— Start Excerpted records —

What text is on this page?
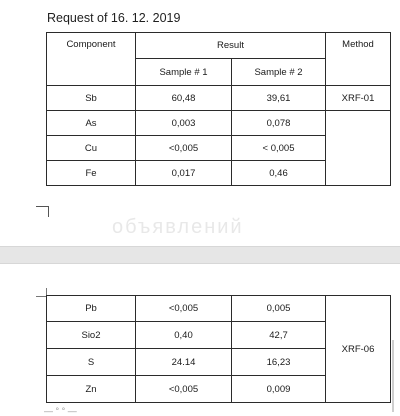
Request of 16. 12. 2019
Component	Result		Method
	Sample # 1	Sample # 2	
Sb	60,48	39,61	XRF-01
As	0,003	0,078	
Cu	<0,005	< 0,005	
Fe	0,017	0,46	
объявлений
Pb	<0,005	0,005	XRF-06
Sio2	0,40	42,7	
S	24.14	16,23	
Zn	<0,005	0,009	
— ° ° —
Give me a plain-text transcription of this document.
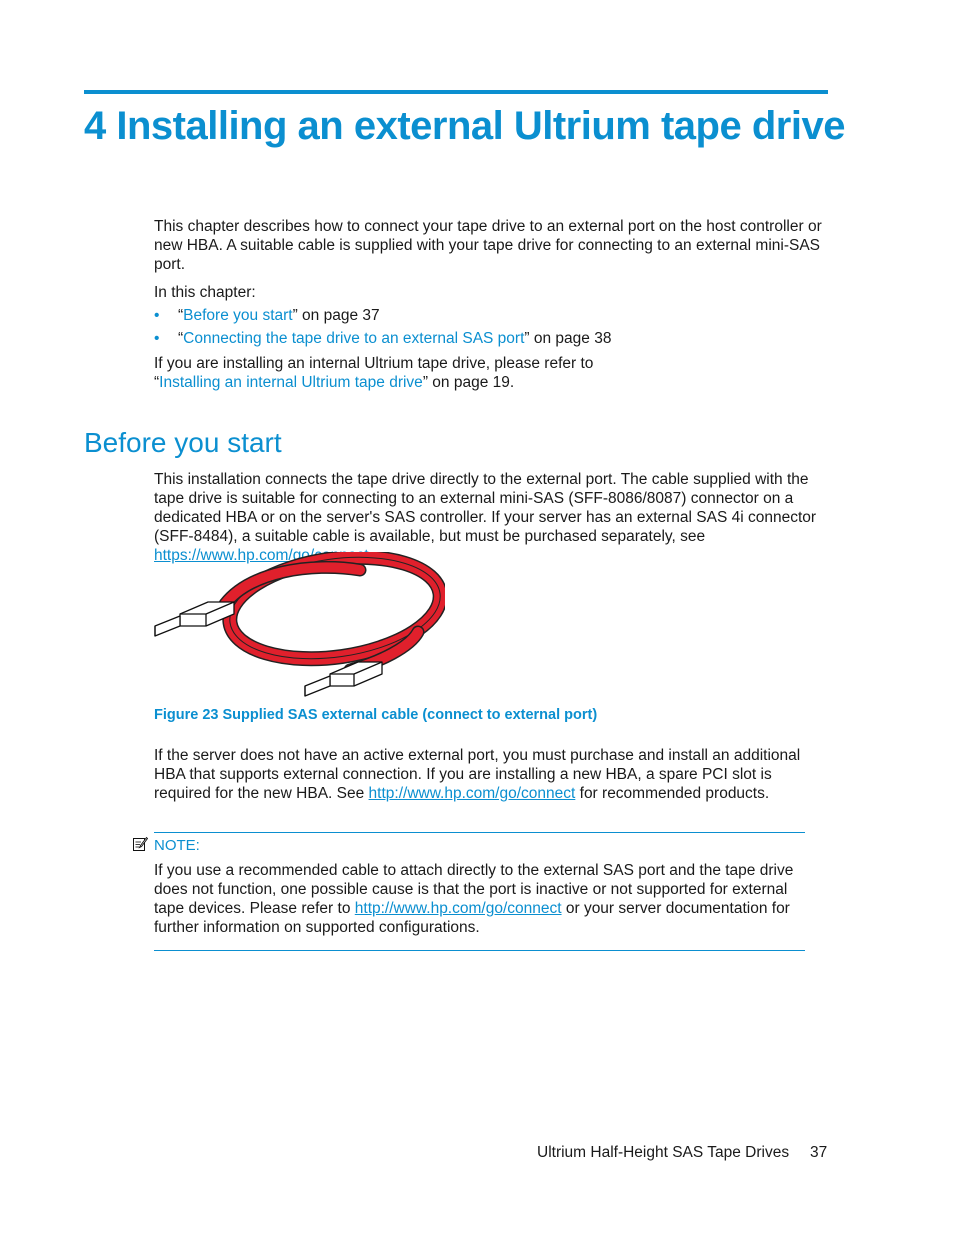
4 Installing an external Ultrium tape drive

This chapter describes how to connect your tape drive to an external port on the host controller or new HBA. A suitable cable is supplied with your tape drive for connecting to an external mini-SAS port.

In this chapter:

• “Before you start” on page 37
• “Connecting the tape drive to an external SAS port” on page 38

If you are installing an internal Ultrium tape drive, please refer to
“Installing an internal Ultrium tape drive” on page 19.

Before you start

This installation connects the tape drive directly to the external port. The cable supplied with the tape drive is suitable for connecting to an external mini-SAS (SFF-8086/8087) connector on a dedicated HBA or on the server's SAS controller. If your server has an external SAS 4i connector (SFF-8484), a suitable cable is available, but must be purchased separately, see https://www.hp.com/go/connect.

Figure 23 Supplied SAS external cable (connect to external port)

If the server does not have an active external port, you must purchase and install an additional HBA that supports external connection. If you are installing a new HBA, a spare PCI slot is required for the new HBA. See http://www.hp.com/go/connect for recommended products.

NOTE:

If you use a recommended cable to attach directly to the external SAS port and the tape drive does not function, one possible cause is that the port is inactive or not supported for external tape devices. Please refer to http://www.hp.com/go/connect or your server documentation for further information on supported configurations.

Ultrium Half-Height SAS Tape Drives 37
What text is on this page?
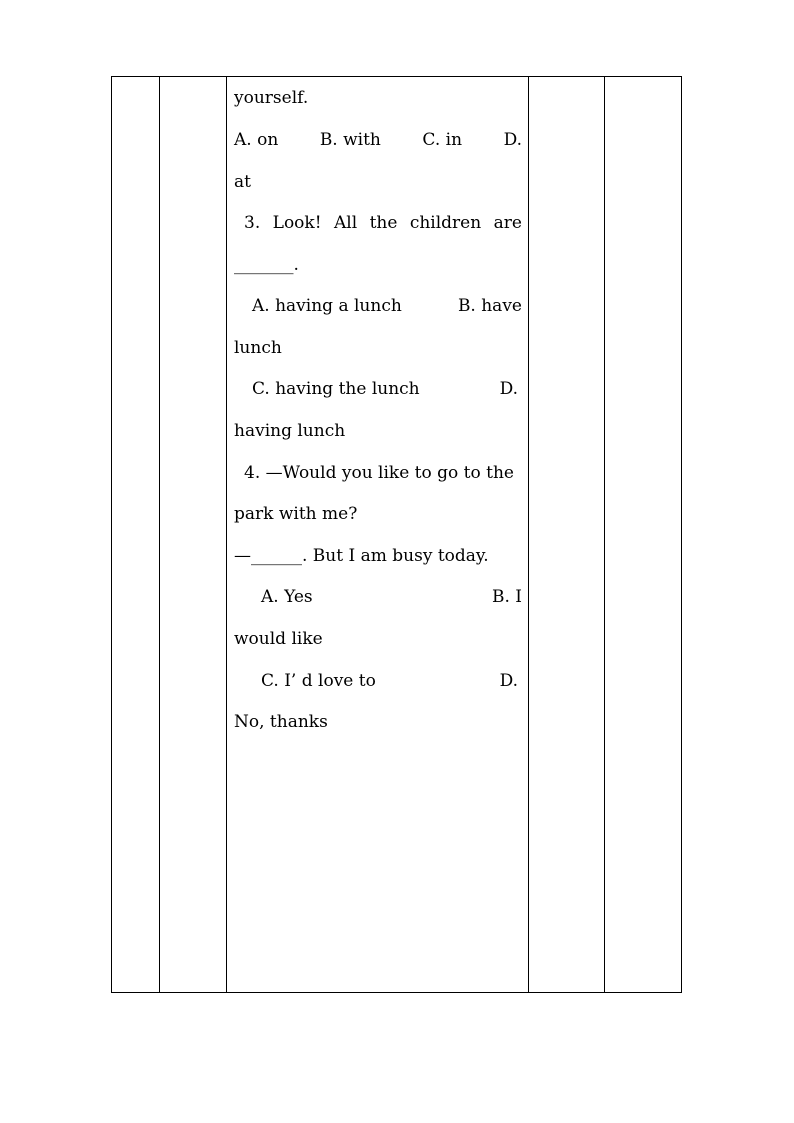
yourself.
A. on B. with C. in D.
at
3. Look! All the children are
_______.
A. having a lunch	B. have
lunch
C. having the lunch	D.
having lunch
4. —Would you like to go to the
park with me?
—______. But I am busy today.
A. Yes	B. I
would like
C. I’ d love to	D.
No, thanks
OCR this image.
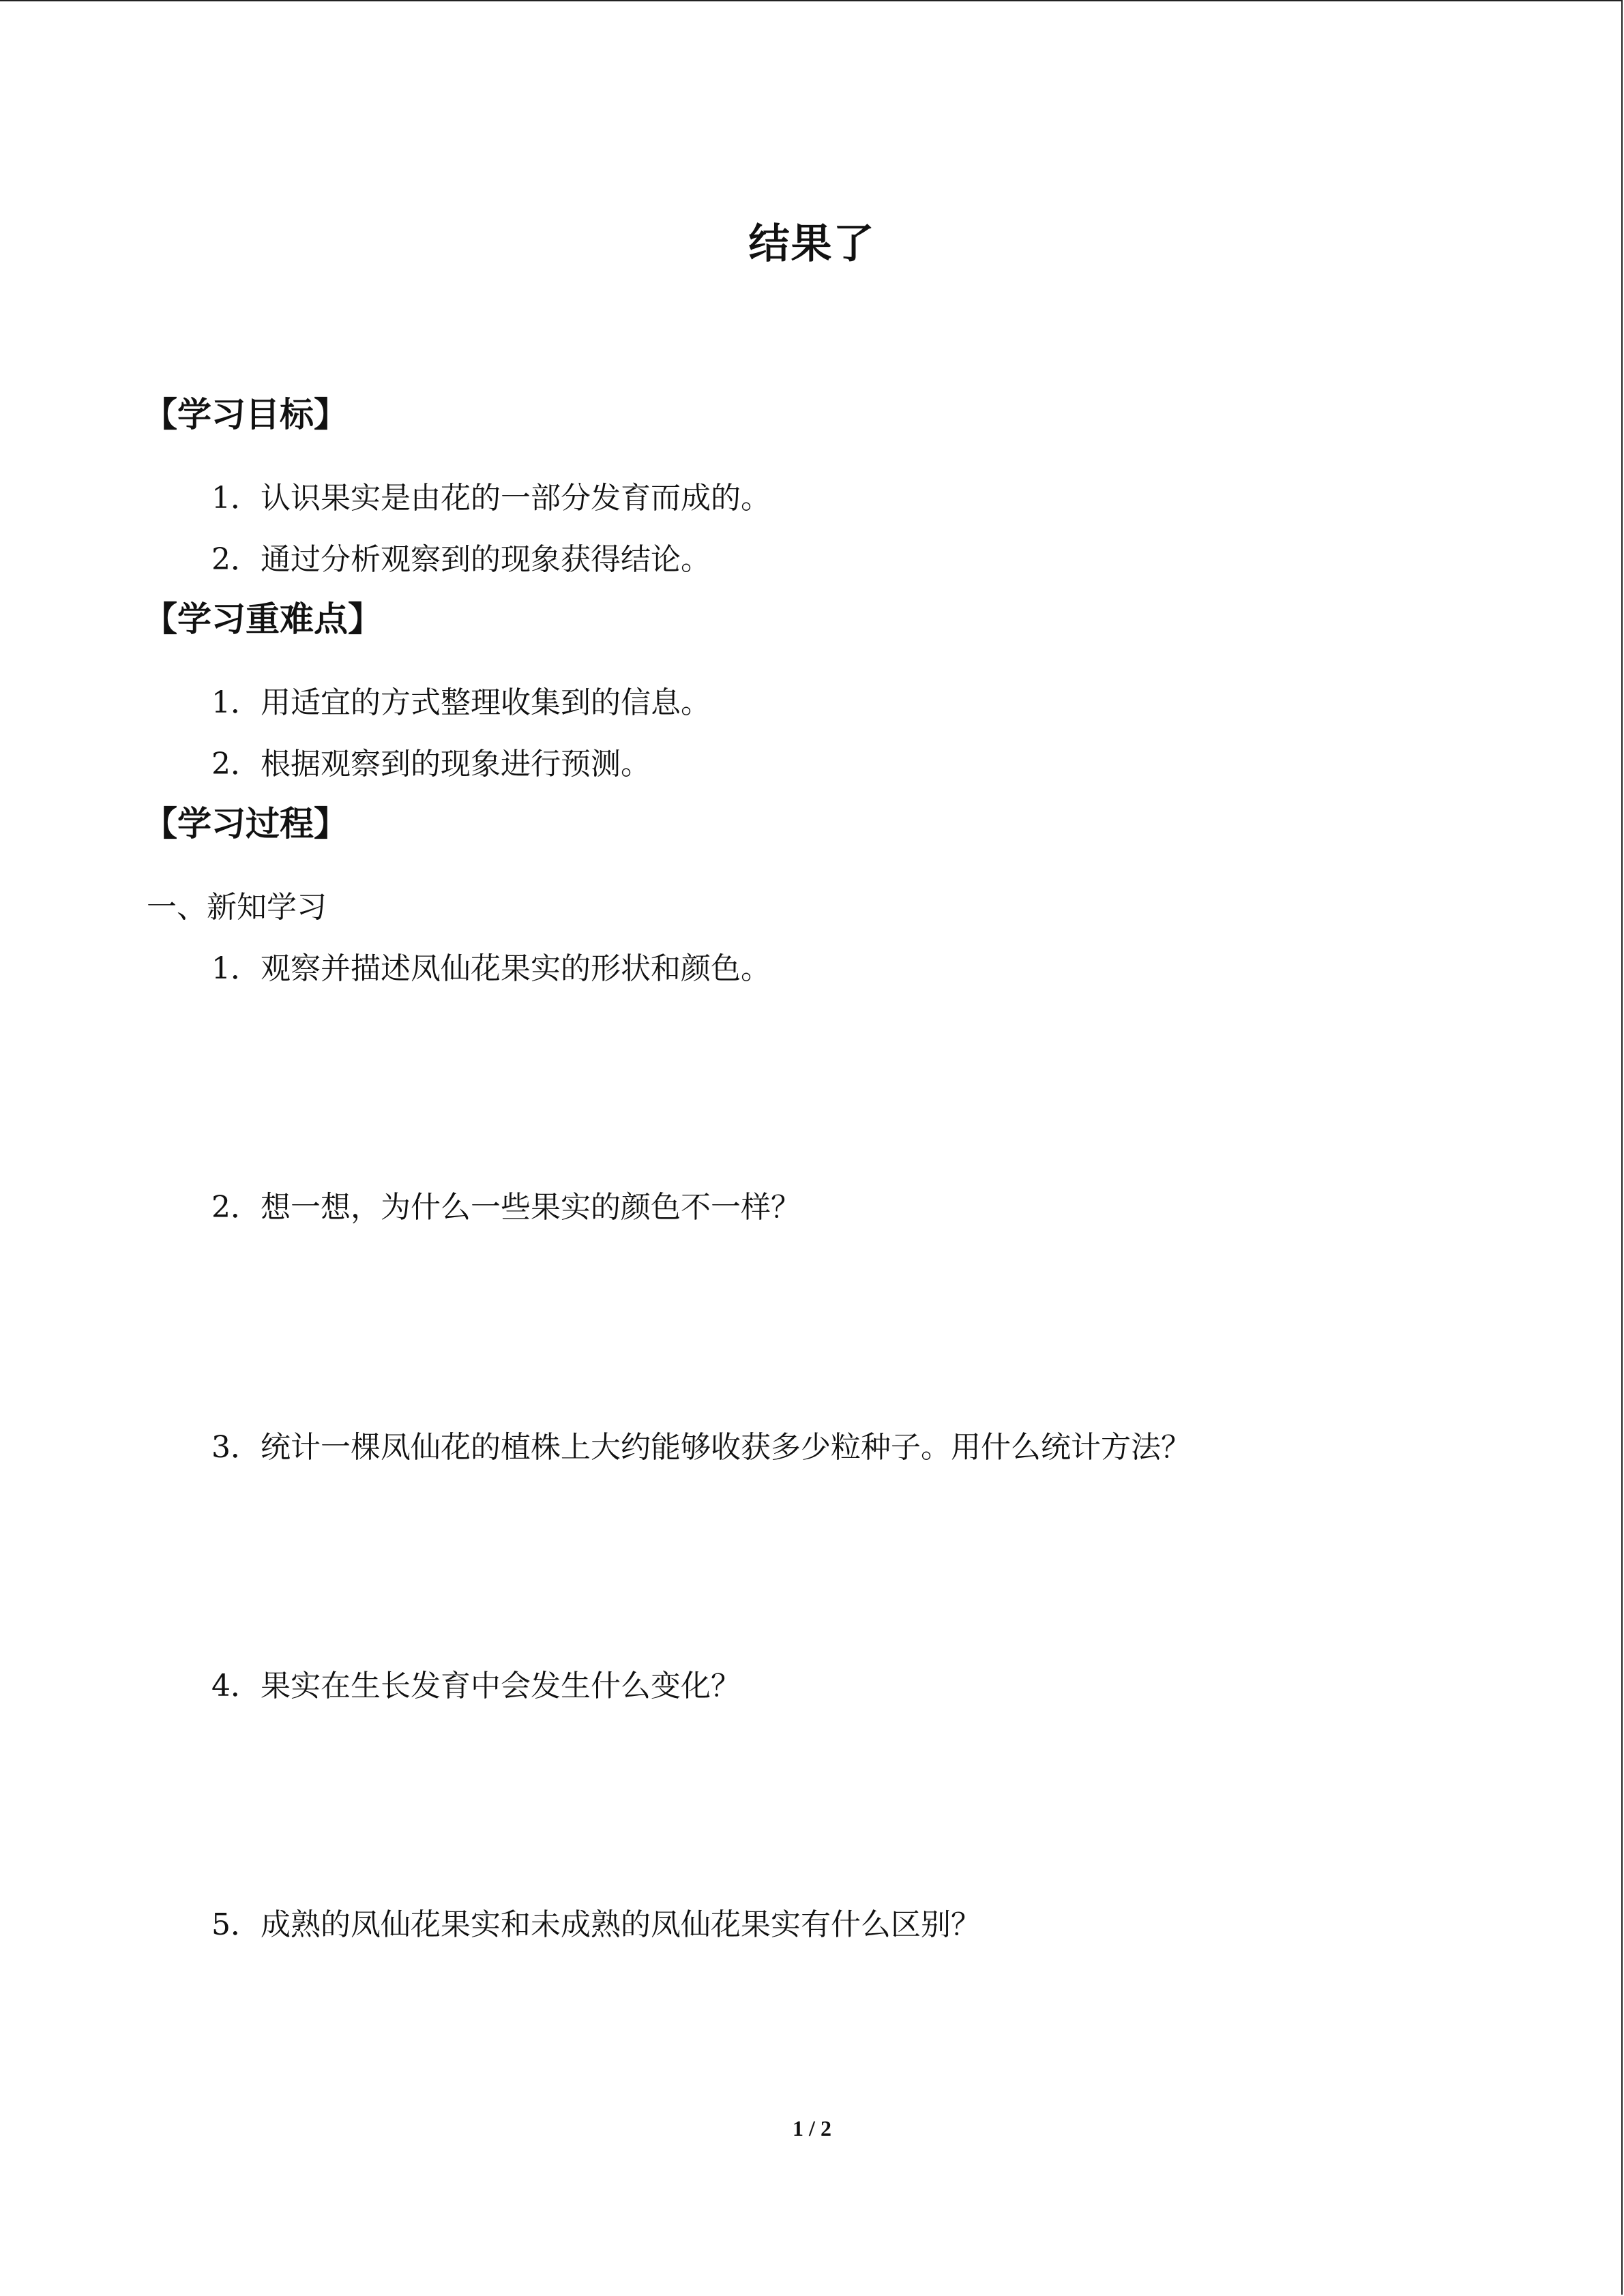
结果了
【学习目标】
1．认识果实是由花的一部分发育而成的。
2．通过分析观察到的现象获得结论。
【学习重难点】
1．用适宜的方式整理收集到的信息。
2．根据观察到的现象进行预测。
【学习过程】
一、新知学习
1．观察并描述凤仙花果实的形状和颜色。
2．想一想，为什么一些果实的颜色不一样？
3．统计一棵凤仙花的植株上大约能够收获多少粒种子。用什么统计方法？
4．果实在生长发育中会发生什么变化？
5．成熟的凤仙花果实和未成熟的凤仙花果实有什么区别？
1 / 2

— End Excerpted records —

- _Problem_
Give back, word for word, every line from the one holding "OCR this image." through the last line of the listing. Pictures are excluded.

- _Output for this exercise_
OCR this image.
结果了
【学习目标】
1．认识果实是由花的一部分发育而成的。
2．通过分析观察到的现象获得结论。
【学习重难点】
1．用适宜的方式整理收集到的信息。
2．根据观察到的现象进行预测。
【学习过程】
一、新知学习
1．观察并描述凤仙花果实的形状和颜色。
2．想一想，为什么一些果实的颜色不一样？
3．统计一棵凤仙花的植株上大约能够收获多少粒种子。用什么统计方法？
4．果实在生长发育中会发生什么变化？
5．成熟的凤仙花果实和未成熟的凤仙花果实有什么区别？
1 / 2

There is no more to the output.